Collected data entries:
— Begin —

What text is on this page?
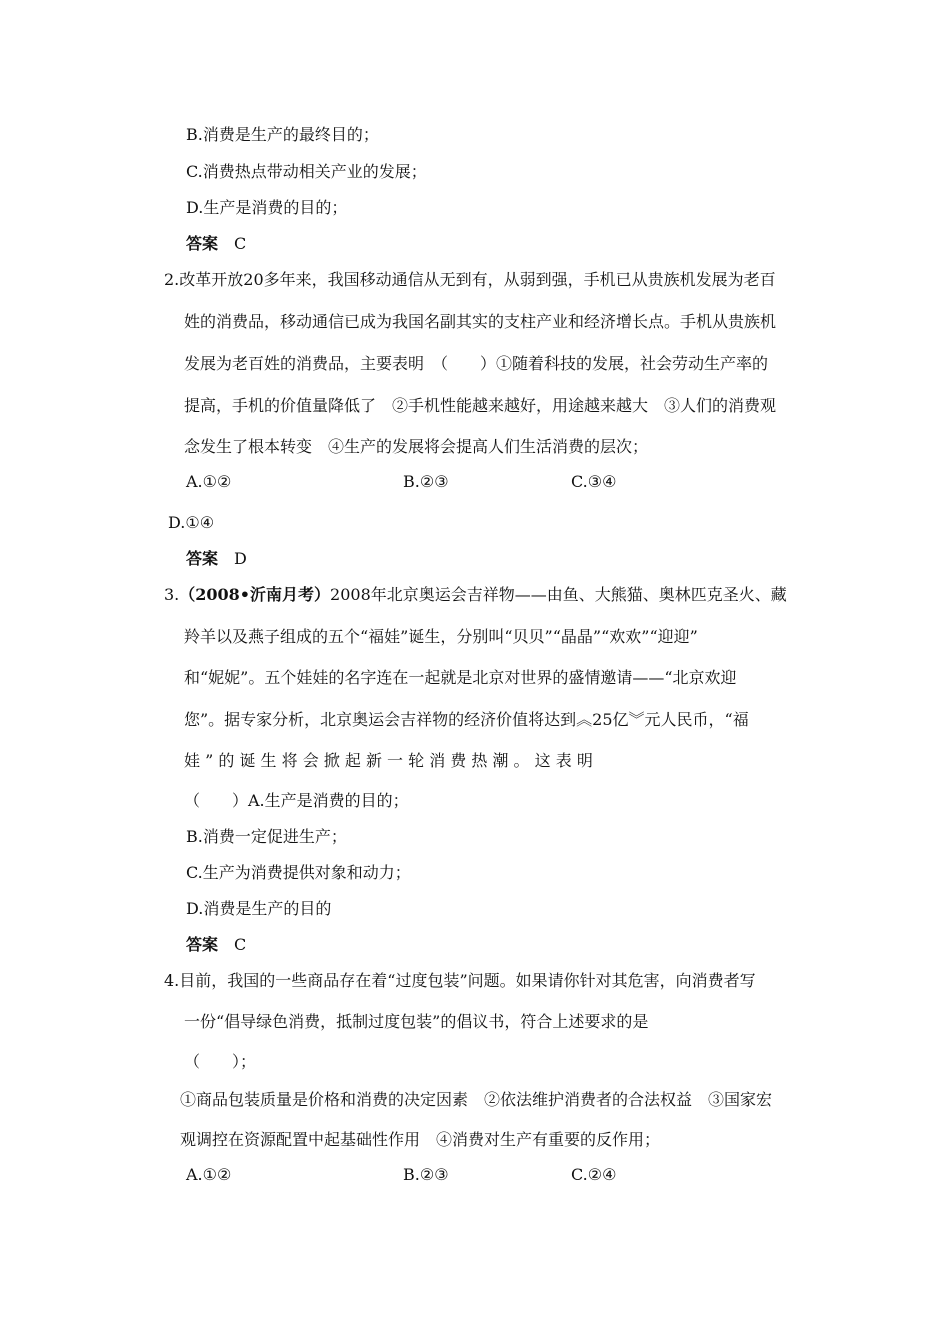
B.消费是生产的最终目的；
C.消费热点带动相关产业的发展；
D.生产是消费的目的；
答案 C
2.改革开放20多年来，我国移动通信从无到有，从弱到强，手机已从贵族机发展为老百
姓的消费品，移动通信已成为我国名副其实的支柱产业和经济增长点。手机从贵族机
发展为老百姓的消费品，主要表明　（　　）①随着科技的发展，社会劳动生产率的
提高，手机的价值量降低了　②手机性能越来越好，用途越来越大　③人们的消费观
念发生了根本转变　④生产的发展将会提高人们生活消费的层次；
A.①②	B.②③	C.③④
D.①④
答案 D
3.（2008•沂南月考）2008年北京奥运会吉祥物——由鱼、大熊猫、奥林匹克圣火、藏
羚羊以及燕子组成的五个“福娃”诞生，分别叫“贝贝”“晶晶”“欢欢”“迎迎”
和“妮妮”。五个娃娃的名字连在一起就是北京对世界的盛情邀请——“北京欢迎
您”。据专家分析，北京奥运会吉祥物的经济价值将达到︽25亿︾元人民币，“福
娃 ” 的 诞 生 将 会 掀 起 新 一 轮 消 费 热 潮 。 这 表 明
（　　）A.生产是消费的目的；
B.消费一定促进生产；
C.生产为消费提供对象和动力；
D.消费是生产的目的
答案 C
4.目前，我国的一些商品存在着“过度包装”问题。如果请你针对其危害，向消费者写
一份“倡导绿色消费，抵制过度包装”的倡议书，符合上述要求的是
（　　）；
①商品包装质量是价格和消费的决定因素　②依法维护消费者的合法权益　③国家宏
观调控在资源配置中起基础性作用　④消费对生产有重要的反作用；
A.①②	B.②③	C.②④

— End —
— Begin —

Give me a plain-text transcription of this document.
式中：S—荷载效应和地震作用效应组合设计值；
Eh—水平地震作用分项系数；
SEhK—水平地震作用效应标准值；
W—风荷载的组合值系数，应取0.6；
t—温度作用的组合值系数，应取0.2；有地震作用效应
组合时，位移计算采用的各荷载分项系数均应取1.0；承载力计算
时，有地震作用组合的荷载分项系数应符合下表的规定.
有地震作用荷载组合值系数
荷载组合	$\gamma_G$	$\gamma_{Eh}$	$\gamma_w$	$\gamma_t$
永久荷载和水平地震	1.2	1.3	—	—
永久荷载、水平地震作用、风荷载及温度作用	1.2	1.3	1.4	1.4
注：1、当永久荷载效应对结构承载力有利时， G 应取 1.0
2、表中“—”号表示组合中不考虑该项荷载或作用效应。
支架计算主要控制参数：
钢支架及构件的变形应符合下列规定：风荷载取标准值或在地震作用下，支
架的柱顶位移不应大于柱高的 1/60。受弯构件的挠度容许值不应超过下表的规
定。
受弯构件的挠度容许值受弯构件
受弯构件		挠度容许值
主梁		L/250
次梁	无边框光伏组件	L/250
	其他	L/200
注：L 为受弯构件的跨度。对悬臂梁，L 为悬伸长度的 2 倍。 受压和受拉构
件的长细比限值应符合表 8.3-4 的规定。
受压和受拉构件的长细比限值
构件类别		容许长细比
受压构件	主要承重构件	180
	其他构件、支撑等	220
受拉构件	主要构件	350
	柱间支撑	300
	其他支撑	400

— End —
— Begin —

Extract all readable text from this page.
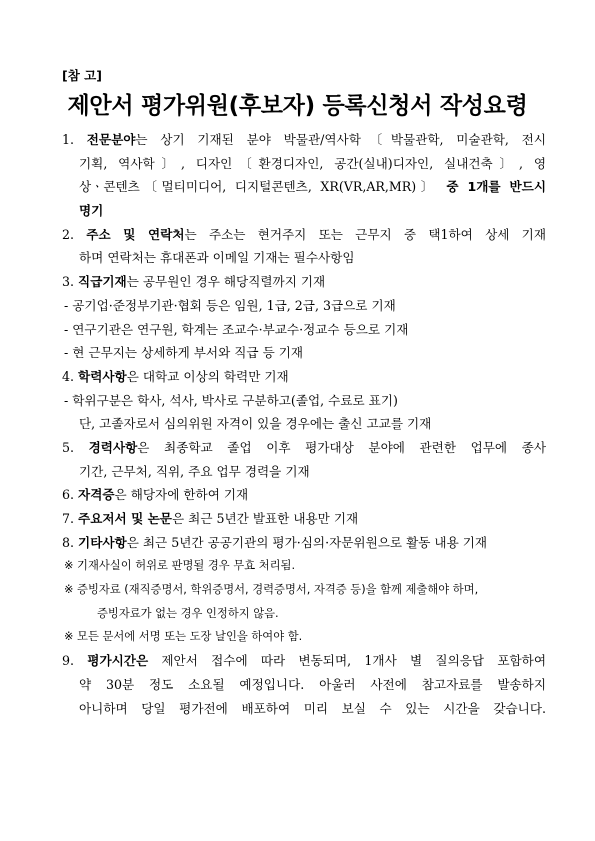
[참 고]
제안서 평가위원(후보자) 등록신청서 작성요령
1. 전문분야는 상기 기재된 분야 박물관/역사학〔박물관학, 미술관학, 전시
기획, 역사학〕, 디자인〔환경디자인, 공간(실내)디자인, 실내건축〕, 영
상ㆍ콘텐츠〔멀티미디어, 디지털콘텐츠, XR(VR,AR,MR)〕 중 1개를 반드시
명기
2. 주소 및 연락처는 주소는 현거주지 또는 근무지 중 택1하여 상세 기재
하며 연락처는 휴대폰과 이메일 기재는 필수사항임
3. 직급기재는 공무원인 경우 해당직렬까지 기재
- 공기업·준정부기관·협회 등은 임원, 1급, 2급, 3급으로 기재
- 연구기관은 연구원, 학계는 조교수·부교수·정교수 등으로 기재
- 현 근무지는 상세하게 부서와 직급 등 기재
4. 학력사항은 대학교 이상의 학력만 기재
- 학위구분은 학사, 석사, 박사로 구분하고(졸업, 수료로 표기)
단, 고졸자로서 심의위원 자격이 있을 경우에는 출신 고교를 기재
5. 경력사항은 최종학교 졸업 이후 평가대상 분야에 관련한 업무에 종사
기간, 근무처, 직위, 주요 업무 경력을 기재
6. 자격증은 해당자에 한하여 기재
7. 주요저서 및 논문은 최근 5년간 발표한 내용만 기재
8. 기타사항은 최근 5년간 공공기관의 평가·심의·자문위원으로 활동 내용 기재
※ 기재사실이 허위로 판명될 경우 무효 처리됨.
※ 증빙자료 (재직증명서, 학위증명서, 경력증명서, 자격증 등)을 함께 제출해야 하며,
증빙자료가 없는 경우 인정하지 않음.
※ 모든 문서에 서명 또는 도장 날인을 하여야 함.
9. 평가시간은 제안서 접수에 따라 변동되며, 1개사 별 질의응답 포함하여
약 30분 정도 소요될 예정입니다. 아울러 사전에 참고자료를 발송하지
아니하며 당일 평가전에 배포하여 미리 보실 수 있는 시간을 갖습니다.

— End —

In the listing, find every line containing the word "연락처는" and list it.

• Written reply:
2. 주소 및 연락처는 주소는 현거주지 또는 근무지 중 택1하여 상세 기재
하며 연락처는 휴대폰과 이메일 기재는 필수사항임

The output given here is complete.